*Instructions to follow*: Put every line of the records below into a Markdown table with the columns Row and Line. Number the rows in order and leave out blank lines.

*Recorded data*:

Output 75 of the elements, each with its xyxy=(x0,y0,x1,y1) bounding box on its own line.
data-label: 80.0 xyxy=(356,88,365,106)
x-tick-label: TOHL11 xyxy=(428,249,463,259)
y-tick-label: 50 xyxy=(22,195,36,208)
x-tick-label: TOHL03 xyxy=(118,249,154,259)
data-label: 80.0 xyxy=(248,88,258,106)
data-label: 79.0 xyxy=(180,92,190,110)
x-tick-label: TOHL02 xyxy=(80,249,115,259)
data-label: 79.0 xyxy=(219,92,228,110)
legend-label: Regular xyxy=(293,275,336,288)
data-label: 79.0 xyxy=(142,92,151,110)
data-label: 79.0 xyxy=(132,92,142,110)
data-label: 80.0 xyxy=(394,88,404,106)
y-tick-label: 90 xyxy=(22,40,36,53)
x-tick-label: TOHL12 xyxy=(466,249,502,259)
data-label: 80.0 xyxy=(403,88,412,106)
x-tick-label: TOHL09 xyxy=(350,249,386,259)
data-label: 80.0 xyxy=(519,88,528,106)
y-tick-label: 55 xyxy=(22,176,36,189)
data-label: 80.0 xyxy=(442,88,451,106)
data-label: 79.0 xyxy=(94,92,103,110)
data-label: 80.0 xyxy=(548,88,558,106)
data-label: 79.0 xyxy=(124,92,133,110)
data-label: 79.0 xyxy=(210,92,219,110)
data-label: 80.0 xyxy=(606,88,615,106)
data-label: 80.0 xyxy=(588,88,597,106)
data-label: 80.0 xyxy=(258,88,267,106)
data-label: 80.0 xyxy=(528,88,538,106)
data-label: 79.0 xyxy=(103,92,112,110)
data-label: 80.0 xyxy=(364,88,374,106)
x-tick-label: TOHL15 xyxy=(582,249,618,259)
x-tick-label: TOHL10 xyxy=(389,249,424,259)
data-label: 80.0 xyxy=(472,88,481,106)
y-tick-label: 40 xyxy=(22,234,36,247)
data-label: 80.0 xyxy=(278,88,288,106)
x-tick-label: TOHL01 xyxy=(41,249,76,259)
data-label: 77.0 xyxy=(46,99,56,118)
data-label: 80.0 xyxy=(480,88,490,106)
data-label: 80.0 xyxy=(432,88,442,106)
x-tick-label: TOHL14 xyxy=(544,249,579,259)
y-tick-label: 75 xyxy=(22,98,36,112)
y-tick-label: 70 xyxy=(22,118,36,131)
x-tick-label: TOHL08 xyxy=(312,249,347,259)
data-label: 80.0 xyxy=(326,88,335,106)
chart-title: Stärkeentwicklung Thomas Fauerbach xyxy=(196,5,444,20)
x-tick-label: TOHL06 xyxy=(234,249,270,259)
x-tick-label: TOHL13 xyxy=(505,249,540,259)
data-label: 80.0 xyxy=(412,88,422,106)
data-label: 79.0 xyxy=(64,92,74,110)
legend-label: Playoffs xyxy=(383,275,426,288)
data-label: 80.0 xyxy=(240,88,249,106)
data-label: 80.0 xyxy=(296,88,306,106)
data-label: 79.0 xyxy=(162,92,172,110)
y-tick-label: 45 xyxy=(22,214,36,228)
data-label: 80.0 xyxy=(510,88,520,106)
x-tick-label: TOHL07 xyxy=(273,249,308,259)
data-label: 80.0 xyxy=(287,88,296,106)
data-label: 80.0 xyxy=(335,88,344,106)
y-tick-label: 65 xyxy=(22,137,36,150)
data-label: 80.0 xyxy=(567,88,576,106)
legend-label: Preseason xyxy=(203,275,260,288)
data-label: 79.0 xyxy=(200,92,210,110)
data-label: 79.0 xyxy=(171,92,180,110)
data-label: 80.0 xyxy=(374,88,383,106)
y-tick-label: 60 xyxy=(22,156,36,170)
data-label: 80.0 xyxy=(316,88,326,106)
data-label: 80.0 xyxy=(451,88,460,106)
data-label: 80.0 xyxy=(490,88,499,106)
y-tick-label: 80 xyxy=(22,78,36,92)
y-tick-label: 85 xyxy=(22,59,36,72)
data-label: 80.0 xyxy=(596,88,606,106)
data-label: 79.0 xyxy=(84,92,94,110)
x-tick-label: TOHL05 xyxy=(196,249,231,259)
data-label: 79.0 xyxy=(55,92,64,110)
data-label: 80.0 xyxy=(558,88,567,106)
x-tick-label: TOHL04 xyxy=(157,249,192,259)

*Result of the task*:
| Row | Line |
|---|---|
| 1 | Output 75 of the elements, each with its xyxy=(x0,y0,x1,y1) bounding box on its own line. |
| 2 | data-label: 80.0 xyxy=(356,88,365,106) |
| 3 | x-tick-label: TOHL11 xyxy=(428,249,463,259) |
| 4 | y-tick-label: 50 xyxy=(22,195,36,208) |
| 5 | x-tick-label: TOHL03 xyxy=(118,249,154,259) |
| 6 | data-label: 80.0 xyxy=(248,88,258,106) |
| 7 | data-label: 79.0 xyxy=(180,92,190,110) |
| 8 | x-tick-label: TOHL02 xyxy=(80,249,115,259) |
| 9 | data-label: 79.0 xyxy=(219,92,228,110) |
| 10 | legend-label: Regular xyxy=(293,275,336,288) |
| 11 | data-label: 79.0 xyxy=(142,92,151,110) |
| 12 | data-label: 79.0 xyxy=(132,92,142,110) |
| 13 | data-label: 80.0 xyxy=(394,88,404,106) |
| 14 | y-tick-label: 90 xyxy=(22,40,36,53) |
| 15 | x-tick-label: TOHL12 xyxy=(466,249,502,259) |
| 16 | data-label: 80.0 xyxy=(403,88,412,106) |
| 17 | x-tick-label: TOHL09 xyxy=(350,249,386,259) |
| 18 | data-label: 80.0 xyxy=(519,88,528,106) |
| 19 | y-tick-label: 55 xyxy=(22,176,36,189) |
| 20 | data-label: 80.0 xyxy=(442,88,451,106) |
| 21 | data-label: 79.0 xyxy=(94,92,103,110) |
| 22 | data-label: 80.0 xyxy=(548,88,558,106) |
| 23 | data-label: 79.0 xyxy=(124,92,133,110) |
| 24 | data-label: 79.0 xyxy=(210,92,219,110) |
| 25 | data-label: 80.0 xyxy=(606,88,615,106) |
| 26 | data-label: 80.0 xyxy=(588,88,597,106) |
| 27 | data-label: 80.0 xyxy=(258,88,267,106) |
| 28 | data-label: 80.0 xyxy=(528,88,538,106) |
| 29 | data-label: 79.0 xyxy=(103,92,112,110) |
| 30 | data-label: 80.0 xyxy=(364,88,374,106) |
| 31 | x-tick-label: TOHL15 xyxy=(582,249,618,259) |
| 32 | x-tick-label: TOHL10 xyxy=(389,249,424,259) |
| 33 | data-label: 80.0 xyxy=(472,88,481,106) |
| 34 | y-tick-label: 40 xyxy=(22,234,36,247) |
| 35 | data-label: 80.0 xyxy=(278,88,288,106) |
| 36 | x-tick-label: TOHL01 xyxy=(41,249,76,259) |
| 37 | data-label: 77.0 xyxy=(46,99,56,118) |
| 38 | data-label: 80.0 xyxy=(480,88,490,106) |
| 39 | data-label: 80.0 xyxy=(432,88,442,106) |
| 40 | x-tick-label: TOHL14 xyxy=(544,249,579,259) |
| 41 | y-tick-label: 75 xyxy=(22,98,36,112) |
| 42 | y-tick-label: 70 xyxy=(22,118,36,131) |
| 43 | x-tick-label: TOHL08 xyxy=(312,249,347,259) |
| 44 | data-label: 80.0 xyxy=(326,88,335,106) |
| 45 | chart-title: Stärkeentwicklung Thomas Fauerbach xyxy=(196,5,444,20) |
| 46 | x-tick-label: TOHL06 xyxy=(234,249,270,259) |
| 47 | x-tick-label: TOHL13 xyxy=(505,249,540,259) |
| 48 | data-label: 80.0 xyxy=(412,88,422,106) |
| 49 | data-label: 79.0 xyxy=(64,92,74,110) |
| 50 | legend-label: Playoffs xyxy=(383,275,426,288) |
| 51 | data-label: 80.0 xyxy=(240,88,249,106) |
| 52 | data-label: 80.0 xyxy=(296,88,306,106) |
| 53 | data-label: 79.0 xyxy=(162,92,172,110) |
| 54 | y-tick-label: 45 xyxy=(22,214,36,228) |
| 55 | data-label: 80.0 xyxy=(510,88,520,106) |
| 56 | x-tick-label: TOHL07 xyxy=(273,249,308,259) |
| 57 | data-label: 80.0 xyxy=(287,88,296,106) |
| 58 | data-label: 80.0 xyxy=(335,88,344,106) |
| 59 | y-tick-label: 65 xyxy=(22,137,36,150) |
| 60 | data-label: 80.0 xyxy=(567,88,576,106) |
| 61 | legend-label: Preseason xyxy=(203,275,260,288) |
| 62 | data-label: 79.0 xyxy=(200,92,210,110) |
| 63 | data-label: 79.0 xyxy=(171,92,180,110) |
| 64 | data-label: 80.0 xyxy=(374,88,383,106) |
| 65 | y-tick-label: 60 xyxy=(22,156,36,170) |
| 66 | data-label: 80.0 xyxy=(316,88,326,106) |
| 67 | data-label: 80.0 xyxy=(451,88,460,106) |
| 68 | data-label: 80.0 xyxy=(490,88,499,106) |
| 69 | y-tick-label: 80 xyxy=(22,78,36,92) |
| 70 | y-tick-label: 85 xyxy=(22,59,36,72) |
| 71 | data-label: 80.0 xyxy=(596,88,606,106) |
| 72 | data-label: 79.0 xyxy=(84,92,94,110) |
| 73 | x-tick-label: TOHL05 xyxy=(196,249,231,259) |
| 74 | data-label: 79.0 xyxy=(55,92,64,110) |
| 75 | data-label: 80.0 xyxy=(558,88,567,106) |
| 76 | x-tick-label: TOHL04 xyxy=(157,249,192,259) |